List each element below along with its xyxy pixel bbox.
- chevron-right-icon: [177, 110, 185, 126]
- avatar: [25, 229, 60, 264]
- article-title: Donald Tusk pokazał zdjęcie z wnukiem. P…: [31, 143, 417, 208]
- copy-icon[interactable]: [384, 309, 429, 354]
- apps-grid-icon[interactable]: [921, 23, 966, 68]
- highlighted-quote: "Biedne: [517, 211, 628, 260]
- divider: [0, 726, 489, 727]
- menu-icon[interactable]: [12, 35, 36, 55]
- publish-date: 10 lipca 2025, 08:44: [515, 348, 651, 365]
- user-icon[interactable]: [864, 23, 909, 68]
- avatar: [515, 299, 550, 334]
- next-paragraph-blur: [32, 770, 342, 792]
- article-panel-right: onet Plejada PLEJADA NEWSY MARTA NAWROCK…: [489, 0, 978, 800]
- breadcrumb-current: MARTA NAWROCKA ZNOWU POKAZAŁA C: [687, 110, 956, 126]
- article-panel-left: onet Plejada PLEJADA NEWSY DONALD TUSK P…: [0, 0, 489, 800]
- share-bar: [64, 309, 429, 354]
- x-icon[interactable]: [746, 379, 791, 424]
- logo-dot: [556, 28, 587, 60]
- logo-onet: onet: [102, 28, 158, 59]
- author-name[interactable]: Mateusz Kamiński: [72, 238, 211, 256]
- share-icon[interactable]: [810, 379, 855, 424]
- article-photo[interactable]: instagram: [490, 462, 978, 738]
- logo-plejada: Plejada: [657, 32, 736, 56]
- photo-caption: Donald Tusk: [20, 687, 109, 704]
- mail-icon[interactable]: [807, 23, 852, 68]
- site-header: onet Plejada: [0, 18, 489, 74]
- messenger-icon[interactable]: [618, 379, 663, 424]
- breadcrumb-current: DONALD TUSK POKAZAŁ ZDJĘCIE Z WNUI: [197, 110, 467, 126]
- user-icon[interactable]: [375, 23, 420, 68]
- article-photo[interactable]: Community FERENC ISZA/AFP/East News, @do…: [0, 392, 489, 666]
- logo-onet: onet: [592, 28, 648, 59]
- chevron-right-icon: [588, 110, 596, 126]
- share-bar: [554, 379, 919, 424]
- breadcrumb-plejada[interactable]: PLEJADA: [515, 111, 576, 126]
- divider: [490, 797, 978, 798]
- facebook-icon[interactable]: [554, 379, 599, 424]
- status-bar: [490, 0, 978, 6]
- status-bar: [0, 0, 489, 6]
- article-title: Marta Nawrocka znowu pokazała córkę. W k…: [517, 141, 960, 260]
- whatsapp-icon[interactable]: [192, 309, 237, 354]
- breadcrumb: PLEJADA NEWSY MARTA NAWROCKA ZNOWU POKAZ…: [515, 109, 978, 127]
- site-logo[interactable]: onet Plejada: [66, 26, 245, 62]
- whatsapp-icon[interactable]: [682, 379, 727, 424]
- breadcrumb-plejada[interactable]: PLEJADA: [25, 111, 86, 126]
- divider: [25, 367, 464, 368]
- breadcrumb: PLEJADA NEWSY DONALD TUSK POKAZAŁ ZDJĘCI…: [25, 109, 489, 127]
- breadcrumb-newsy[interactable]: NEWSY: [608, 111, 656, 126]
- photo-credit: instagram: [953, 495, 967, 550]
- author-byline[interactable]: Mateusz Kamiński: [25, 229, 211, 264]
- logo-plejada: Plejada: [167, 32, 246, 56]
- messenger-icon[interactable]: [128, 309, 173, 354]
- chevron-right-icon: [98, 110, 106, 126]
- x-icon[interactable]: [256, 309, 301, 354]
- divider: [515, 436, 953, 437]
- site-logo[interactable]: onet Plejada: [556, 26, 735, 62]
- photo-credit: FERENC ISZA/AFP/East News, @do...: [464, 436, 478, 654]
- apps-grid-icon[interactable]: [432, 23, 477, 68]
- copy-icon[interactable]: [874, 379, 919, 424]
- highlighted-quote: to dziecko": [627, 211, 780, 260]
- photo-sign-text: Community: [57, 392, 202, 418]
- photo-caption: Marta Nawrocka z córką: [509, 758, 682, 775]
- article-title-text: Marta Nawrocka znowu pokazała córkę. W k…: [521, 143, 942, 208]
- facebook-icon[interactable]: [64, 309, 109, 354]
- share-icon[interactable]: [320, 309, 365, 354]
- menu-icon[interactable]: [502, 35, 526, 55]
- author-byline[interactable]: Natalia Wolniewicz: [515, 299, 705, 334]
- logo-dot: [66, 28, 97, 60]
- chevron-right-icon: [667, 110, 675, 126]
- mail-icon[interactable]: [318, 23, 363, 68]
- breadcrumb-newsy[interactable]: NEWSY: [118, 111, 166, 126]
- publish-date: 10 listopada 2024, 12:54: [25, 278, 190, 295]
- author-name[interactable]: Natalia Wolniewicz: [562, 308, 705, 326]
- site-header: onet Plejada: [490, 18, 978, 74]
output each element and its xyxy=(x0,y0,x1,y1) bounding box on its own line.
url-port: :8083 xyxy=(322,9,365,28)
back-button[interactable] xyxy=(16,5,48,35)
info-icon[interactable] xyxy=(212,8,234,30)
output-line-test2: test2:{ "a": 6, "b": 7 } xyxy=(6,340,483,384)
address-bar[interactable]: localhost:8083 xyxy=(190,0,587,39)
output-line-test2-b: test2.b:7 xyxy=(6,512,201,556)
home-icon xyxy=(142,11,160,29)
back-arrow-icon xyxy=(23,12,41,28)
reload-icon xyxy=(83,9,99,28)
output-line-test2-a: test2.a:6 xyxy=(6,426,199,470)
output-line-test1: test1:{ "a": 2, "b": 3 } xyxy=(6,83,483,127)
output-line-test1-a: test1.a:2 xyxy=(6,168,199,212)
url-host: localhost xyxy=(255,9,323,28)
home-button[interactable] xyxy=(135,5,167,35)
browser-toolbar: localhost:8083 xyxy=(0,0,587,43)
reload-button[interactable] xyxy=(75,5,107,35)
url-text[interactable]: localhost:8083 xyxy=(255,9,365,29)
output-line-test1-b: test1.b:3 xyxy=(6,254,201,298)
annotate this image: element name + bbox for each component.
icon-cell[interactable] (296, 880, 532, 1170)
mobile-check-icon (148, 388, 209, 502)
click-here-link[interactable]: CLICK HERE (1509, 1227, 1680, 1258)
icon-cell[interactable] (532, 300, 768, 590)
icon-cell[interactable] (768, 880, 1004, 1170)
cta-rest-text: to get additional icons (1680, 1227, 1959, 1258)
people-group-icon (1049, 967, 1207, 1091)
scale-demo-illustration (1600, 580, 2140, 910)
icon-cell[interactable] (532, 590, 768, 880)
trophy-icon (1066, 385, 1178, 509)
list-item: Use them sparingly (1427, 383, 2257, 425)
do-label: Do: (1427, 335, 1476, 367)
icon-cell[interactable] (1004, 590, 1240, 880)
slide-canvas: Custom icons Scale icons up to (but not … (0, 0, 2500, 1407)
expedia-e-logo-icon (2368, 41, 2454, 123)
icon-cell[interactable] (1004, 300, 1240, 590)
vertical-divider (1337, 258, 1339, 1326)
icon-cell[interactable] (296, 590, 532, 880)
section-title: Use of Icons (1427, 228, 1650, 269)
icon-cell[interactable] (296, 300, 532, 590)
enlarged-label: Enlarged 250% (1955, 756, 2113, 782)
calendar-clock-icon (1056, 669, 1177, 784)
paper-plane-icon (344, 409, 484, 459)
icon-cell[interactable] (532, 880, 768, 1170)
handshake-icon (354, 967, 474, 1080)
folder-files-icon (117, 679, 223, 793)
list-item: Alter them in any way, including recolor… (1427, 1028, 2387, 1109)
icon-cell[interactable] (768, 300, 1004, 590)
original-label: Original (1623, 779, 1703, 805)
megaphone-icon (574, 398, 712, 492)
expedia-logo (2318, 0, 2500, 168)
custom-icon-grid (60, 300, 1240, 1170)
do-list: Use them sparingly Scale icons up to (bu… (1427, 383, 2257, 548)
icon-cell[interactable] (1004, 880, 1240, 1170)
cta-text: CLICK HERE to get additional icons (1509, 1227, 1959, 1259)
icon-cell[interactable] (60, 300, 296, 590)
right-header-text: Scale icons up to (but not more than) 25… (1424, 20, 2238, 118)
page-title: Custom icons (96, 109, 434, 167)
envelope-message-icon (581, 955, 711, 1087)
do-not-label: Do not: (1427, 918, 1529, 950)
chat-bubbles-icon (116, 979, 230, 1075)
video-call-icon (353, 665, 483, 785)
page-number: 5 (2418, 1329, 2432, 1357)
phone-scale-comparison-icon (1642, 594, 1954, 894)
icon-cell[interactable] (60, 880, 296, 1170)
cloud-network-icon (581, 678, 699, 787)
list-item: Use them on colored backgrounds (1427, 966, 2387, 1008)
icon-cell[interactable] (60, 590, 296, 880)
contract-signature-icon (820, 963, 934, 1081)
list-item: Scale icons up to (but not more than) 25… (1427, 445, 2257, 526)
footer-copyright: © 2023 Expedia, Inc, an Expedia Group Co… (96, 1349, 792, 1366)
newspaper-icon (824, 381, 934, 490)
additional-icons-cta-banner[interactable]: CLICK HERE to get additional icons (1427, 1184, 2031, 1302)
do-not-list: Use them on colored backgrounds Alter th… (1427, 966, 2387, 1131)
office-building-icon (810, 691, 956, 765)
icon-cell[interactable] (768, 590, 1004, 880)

· · · · ·

*Challenge*.
Copy the data from its first line through the line containing "- author-name[interactable]: Mateusz", substituting "profile-picture" for every "avatar" and changing nothing else.

*Result for this exercise*.
List each element below along with its xyxy pixel bbox.
- chevron-right-icon: [177, 110, 185, 126]
- profile-picture: [25, 229, 60, 264]
- article-title: Donald Tusk pokazał zdjęcie z wnukiem. P…: [31, 143, 417, 208]
- copy-icon[interactable]: [384, 309, 429, 354]
- apps-grid-icon[interactable]: [921, 23, 966, 68]
- highlighted-quote: "Biedne: [517, 211, 628, 260]
- divider: [0, 726, 489, 727]
- menu-icon[interactable]: [12, 35, 36, 55]
- publish-date: 10 lipca 2025, 08:44: [515, 348, 651, 365]
- user-icon[interactable]: [864, 23, 909, 68]
- profile-picture: [515, 299, 550, 334]
- next-paragraph-blur: [32, 770, 342, 792]
- article-panel-right: onet Plejada PLEJADA NEWSY MARTA NAWROCK…: [489, 0, 978, 800]
- breadcrumb-current: MARTA NAWROCKA ZNOWU POKAZAŁA C: [687, 110, 956, 126]
- article-panel-left: onet Plejada PLEJADA NEWSY DONALD TUSK P…: [0, 0, 489, 800]
- share-bar: [64, 309, 429, 354]
- x-icon[interactable]: [746, 379, 791, 424]
- logo-dot: [556, 28, 587, 60]
- logo-onet: onet: [102, 28, 158, 59]
- author-name[interactable]: Mateusz Kamiński: [72, 238, 211, 256]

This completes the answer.